> **WHAT IS NEEDED**: Find every line with the string "file" in it, count them, and reply with that count only.

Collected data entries
┏━━
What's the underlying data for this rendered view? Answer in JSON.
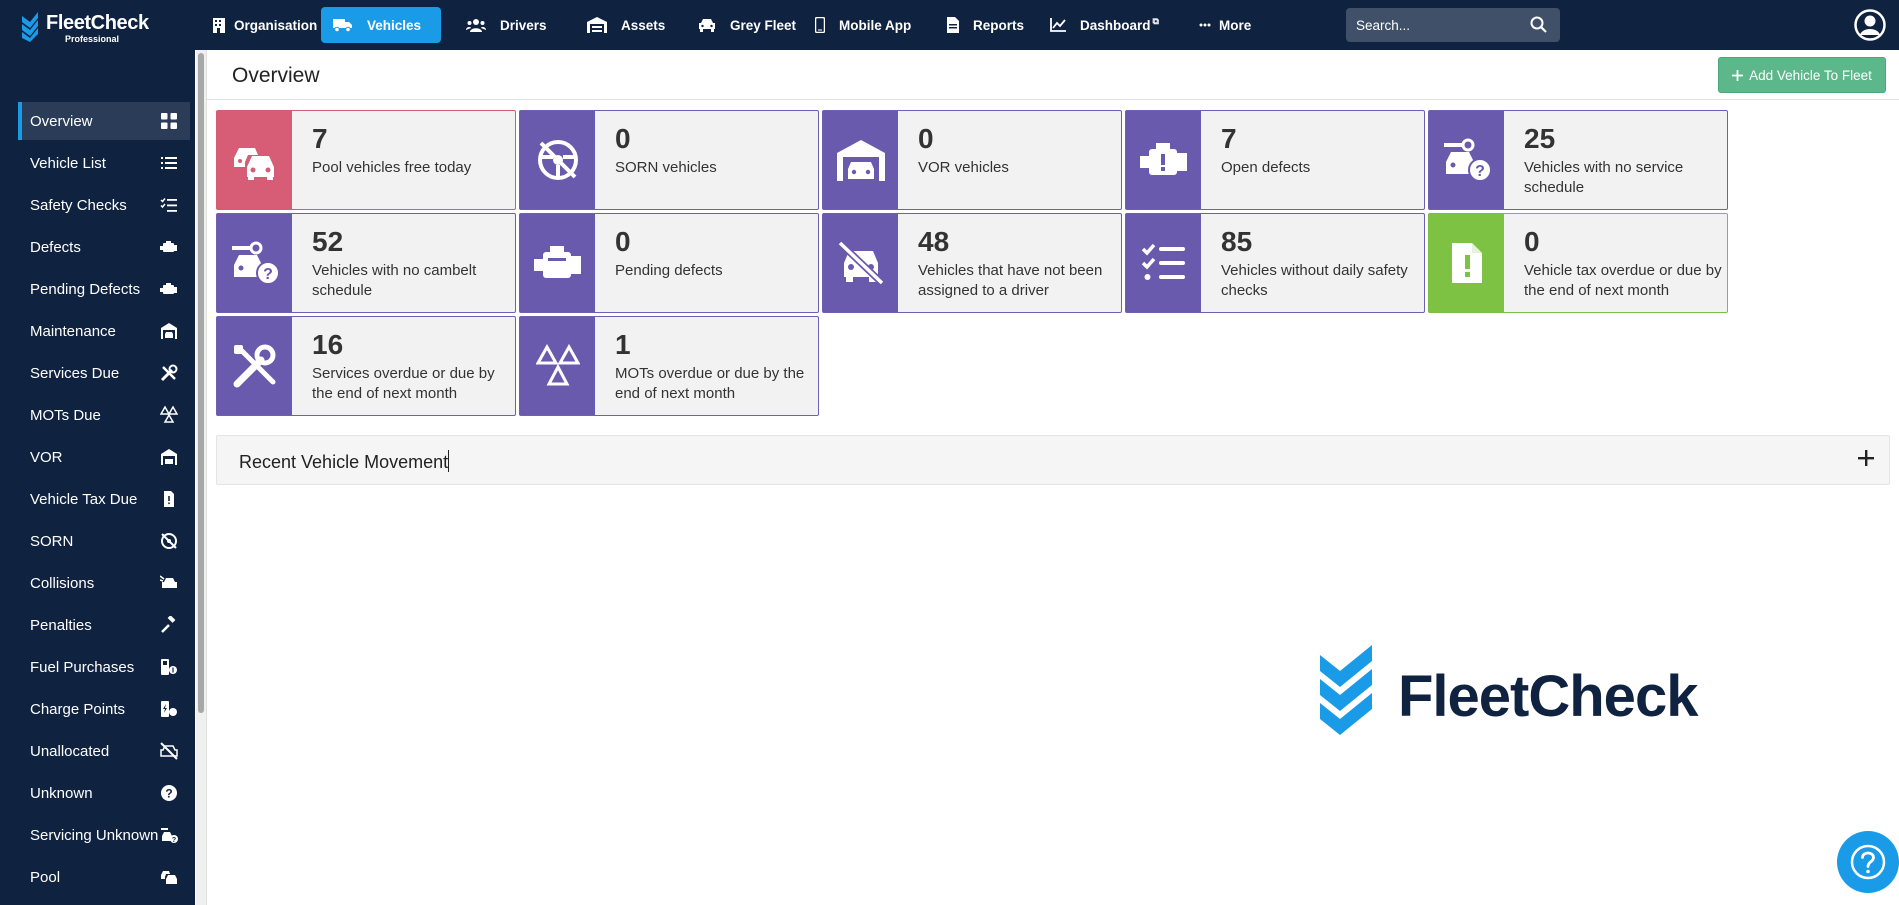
{
  "brand": {
    "name": "FleetCheck",
    "edition": "Professional"
  },
  "topnav": {
    "items": [
      {
        "label": "Organisation",
        "icon": "building-icon"
      },
      {
        "label": "Vehicles",
        "icon": "truck-icon",
        "active": true
      },
      {
        "label": "Drivers",
        "icon": "users-icon"
      },
      {
        "label": "Assets",
        "icon": "warehouse-icon"
      },
      {
        "label": "Grey Fleet",
        "icon": "car-icon"
      },
      {
        "label": "Mobile App",
        "icon": "mobile-icon"
      },
      {
        "label": "Reports",
        "icon": "report-icon"
      },
      {
        "label": "Dashboard",
        "icon": "chart-line-icon",
        "external": "⧉"
      },
      {
        "label": "More",
        "icon": "ellipsis-icon"
      }
    ],
    "search_placeholder": "Search..."
  },
  "sidebar": {
    "items": [
      {
        "label": "Overview",
        "icon": "grid-icon",
        "active": true
      },
      {
        "label": "Vehicle List",
        "icon": "list-icon"
      },
      {
        "label": "Safety Checks",
        "icon": "checklist-icon"
      },
      {
        "label": "Defects",
        "icon": "engine-icon"
      },
      {
        "label": "Pending Defects",
        "icon": "engine-icon"
      },
      {
        "label": "Maintenance",
        "icon": "car-garage-icon"
      },
      {
        "label": "Services Due",
        "icon": "tools-icon"
      },
      {
        "label": "MOTs Due",
        "icon": "triangles-icon"
      },
      {
        "label": "VOR",
        "icon": "garage-icon"
      },
      {
        "label": "Vehicle Tax Due",
        "icon": "file-exclamation-icon"
      },
      {
        "label": "SORN",
        "icon": "no-drive-icon"
      },
      {
        "label": "Collisions",
        "icon": "car-crash-icon"
      },
      {
        "label": "Penalties",
        "icon": "gavel-icon"
      },
      {
        "label": "Fuel Purchases",
        "icon": "fuel-pump-icon"
      },
      {
        "label": "Charge Points",
        "icon": "charge-point-icon"
      },
      {
        "label": "Unallocated",
        "icon": "car-slash-icon"
      },
      {
        "label": "Unknown",
        "icon": "question-circle-icon"
      },
      {
        "label": "Servicing Unknown",
        "icon": "car-wrench-question-icon"
      },
      {
        "label": "Pool",
        "icon": "cars-icon"
      }
    ]
  },
  "main": {
    "title": "Overview",
    "add_button": "Add Vehicle To Fleet",
    "cards": [
      {
        "value": "7",
        "label": "Pool vehicles free today",
        "icon": "cars-icon",
        "color": "#d65d75"
      },
      {
        "value": "0",
        "label": "SORN vehicles",
        "icon": "no-drive-icon",
        "color": "#6a5aad"
      },
      {
        "value": "0",
        "label": "VOR vehicles",
        "icon": "garage-icon",
        "color": "#6a5aad"
      },
      {
        "value": "7",
        "label": "Open defects",
        "icon": "engine-warning-icon",
        "color": "#6a5aad"
      },
      {
        "value": "25",
        "label": "Vehicles with no service schedule",
        "icon": "car-wrench-question-icon",
        "color": "#6a5aad"
      },
      {
        "value": "52",
        "label": "Vehicles with no cambelt schedule",
        "icon": "car-wrench-question-icon",
        "color": "#6a5aad"
      },
      {
        "value": "0",
        "label": "Pending defects",
        "icon": "engine-icon",
        "color": "#6a5aad"
      },
      {
        "value": "48",
        "label": "Vehicles that have not been assigned to a driver",
        "icon": "car-slash-icon",
        "color": "#6a5aad"
      },
      {
        "value": "85",
        "label": "Vehicles without daily safety checks",
        "icon": "checklist-icon",
        "color": "#6a5aad"
      },
      {
        "value": "0",
        "label": "Vehicle tax overdue or due by the end of next month",
        "icon": "file-exclamation-icon",
        "color": "#7dc242"
      },
      {
        "value": "16",
        "label": "Services overdue or due by the end of next month",
        "icon": "tools-icon",
        "color": "#6a5aad"
      },
      {
        "value": "1",
        "label": "MOTs overdue or due by the end of next month",
        "icon": "triangles-icon",
        "color": "#6a5aad"
      }
    ],
    "recent_section": {
      "title": "Recent Vehicle Movement",
      "toggle": "+"
    }
  },
  "colors": {
    "nav_bg": "#0f2240",
    "accent": "#1a9be8",
    "card_purple": "#6a5aad",
    "card_pink": "#d65d75",
    "card_green": "#7dc242",
    "add_button": "#5cb88a"
  }
}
┗━━
> **CORRECT ANSWER**: 2